**What this task involves:** Copy the material that follows word for word and omit its pictures.

------ Records shown ------

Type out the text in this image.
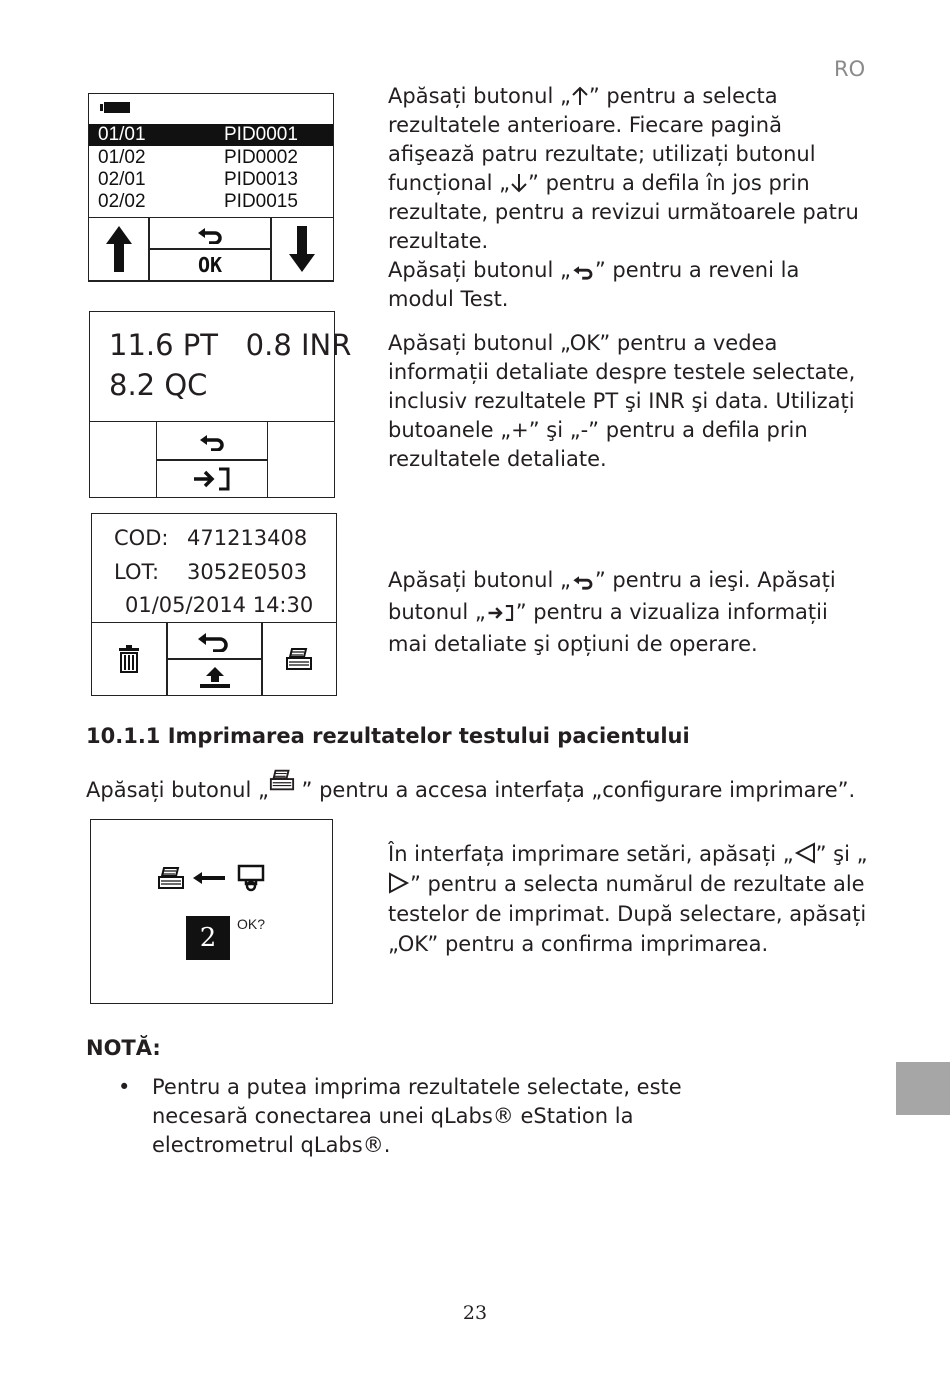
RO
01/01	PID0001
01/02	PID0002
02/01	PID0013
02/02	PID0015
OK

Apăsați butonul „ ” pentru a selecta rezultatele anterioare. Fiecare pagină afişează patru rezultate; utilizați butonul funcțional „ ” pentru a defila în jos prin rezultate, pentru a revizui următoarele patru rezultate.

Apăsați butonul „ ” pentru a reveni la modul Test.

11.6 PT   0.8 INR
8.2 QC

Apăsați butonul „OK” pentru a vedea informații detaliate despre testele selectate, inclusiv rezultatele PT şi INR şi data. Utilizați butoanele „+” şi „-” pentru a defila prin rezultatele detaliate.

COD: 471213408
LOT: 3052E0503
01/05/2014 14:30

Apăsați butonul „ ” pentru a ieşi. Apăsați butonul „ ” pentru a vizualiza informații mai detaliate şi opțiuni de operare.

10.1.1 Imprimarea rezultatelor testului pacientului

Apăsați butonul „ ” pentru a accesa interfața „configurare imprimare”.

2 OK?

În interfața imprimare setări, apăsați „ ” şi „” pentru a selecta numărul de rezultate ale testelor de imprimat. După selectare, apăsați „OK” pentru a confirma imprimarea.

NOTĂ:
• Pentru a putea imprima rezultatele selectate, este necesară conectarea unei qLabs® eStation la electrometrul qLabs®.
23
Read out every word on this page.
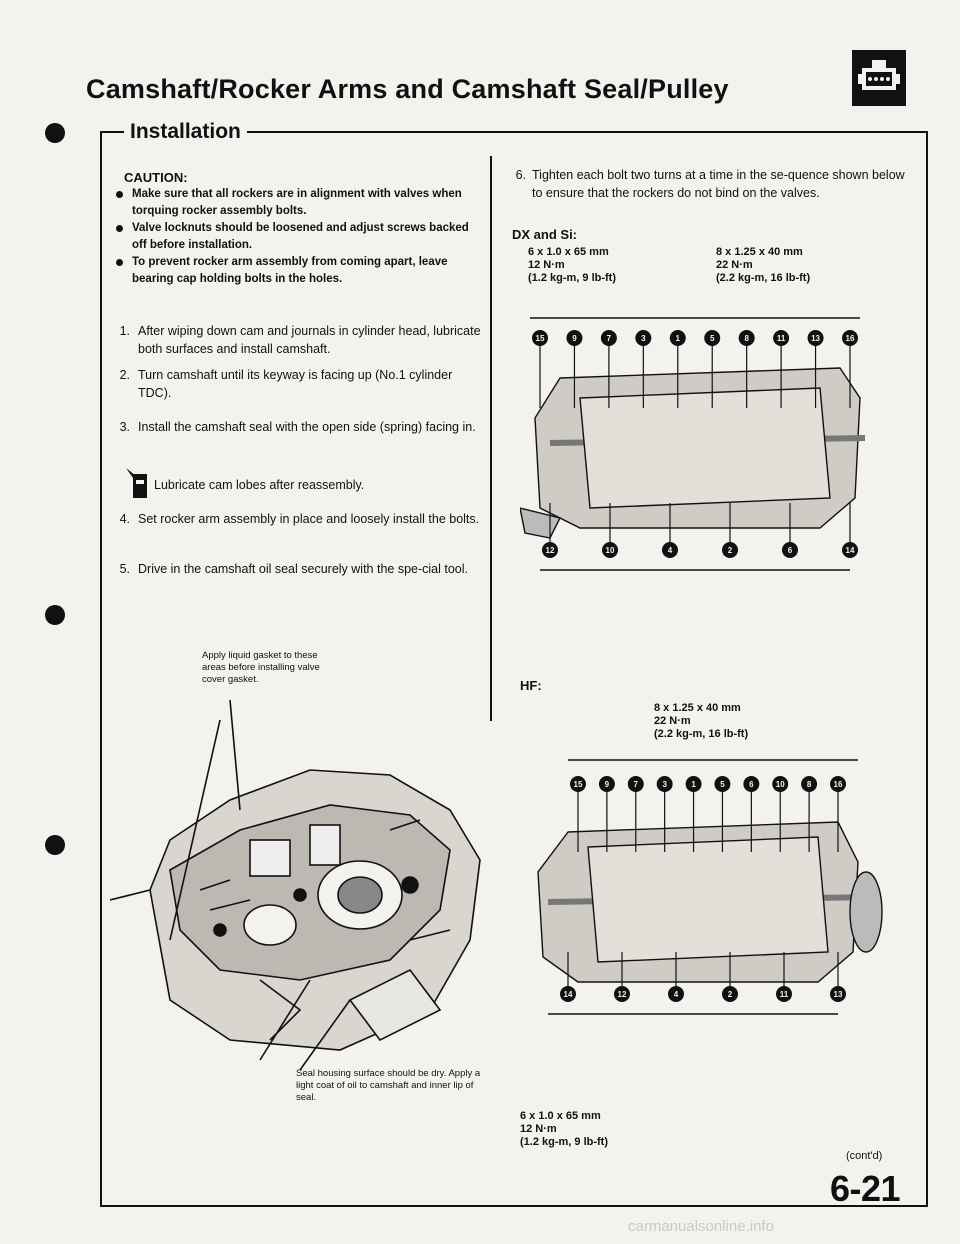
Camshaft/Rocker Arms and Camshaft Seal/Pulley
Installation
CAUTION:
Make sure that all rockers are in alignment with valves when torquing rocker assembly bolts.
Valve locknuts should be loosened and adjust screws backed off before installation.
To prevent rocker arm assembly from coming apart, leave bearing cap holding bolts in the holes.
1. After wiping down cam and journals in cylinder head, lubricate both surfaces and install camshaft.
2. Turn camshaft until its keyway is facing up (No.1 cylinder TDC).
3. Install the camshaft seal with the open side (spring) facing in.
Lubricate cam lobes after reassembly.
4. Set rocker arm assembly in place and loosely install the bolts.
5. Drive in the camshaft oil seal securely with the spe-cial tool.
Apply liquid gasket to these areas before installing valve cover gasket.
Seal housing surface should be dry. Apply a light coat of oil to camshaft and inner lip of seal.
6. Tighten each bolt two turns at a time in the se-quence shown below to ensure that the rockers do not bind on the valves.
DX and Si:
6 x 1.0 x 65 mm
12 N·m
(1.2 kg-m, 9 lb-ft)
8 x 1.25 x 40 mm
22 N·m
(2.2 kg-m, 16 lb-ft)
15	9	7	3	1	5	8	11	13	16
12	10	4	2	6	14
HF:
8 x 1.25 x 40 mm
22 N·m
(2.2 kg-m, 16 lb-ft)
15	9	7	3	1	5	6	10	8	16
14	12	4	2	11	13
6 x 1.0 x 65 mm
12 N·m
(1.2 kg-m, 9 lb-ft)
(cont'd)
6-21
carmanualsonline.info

------

**Complete response:**
Type out the text in this image.
RO
01/01	PID0001
01/02	PID0002
02/01	PID0013
02/02	PID0015
OK

Apăsați butonul „ ” pentru a selecta rezultatele anterioare. Fiecare pagină afişează patru rezultate; utilizați butonul funcțional „ ” pentru a defila în jos prin rezultate, pentru a revizui următoarele patru rezultate.

Apăsați butonul „ ” pentru a reveni la modul Test.

11.6 PT   0.8 INR
8.2 QC

Apăsați butonul „OK” pentru a vedea informații detaliate despre testele selectate, inclusiv rezultatele PT şi INR şi data. Utilizați butoanele „+” şi „-” pentru a defila prin rezultatele detaliate.

COD: 471213408
LOT: 3052E0503
01/05/2014 14:30

Apăsați butonul „ ” pentru a ieşi. Apăsați butonul „ ” pentru a vizualiza informații mai detaliate şi opțiuni de operare.

10.1.1 Imprimarea rezultatelor testului pacientului

Apăsați butonul „ ” pentru a accesa interfața „configurare imprimare”.

2 OK?

În interfața imprimare setări, apăsați „ ” şi „” pentru a selecta numărul de rezultate ale testelor de imprimat. După selectare, apăsați „OK” pentru a confirma imprimarea.

NOTĂ:
• Pentru a putea imprima rezultatele selectate, este necesară conectarea unei qLabs® eStation la electrometrul qLabs®.
23
Read out every word on this page.
Camshaft/Rocker Arms and Camshaft Seal/Pulley
Installation
CAUTION:
Make sure that all rockers are in alignment with valves when torquing rocker assembly bolts.
Valve locknuts should be loosened and adjust screws backed off before installation.
To prevent rocker arm assembly from coming apart, leave bearing cap holding bolts in the holes.
1. After wiping down cam and journals in cylinder head, lubricate both surfaces and install camshaft.
2. Turn camshaft until its keyway is facing up (No.1 cylinder TDC).
3. Install the camshaft seal with the open side (spring) facing in.
Lubricate cam lobes after reassembly.
4. Set rocker arm assembly in place and loosely install the bolts.
5. Drive in the camshaft oil seal securely with the spe-cial tool.
Apply liquid gasket to these areas before installing valve cover gasket.
Seal housing surface should be dry. Apply a light coat of oil to camshaft and inner lip of seal.
6. Tighten each bolt two turns at a time in the se-quence shown below to ensure that the rockers do not bind on the valves.
DX and Si:
6 x 1.0 x 65 mm
12 N·m
(1.2 kg-m, 9 lb-ft)
8 x 1.25 x 40 mm
22 N·m
(2.2 kg-m, 16 lb-ft)
15	9	7	3	1	5	8	11	13	16
12	10	4	2	6	14
HF:
8 x 1.25 x 40 mm
22 N·m
(2.2 kg-m, 16 lb-ft)
15	9	7	3	1	5	6	10	8	16
14	12	4	2	11	13
6 x 1.0 x 65 mm
12 N·m
(1.2 kg-m, 9 lb-ft)
(cont'd)
6-21
carmanualsonline.info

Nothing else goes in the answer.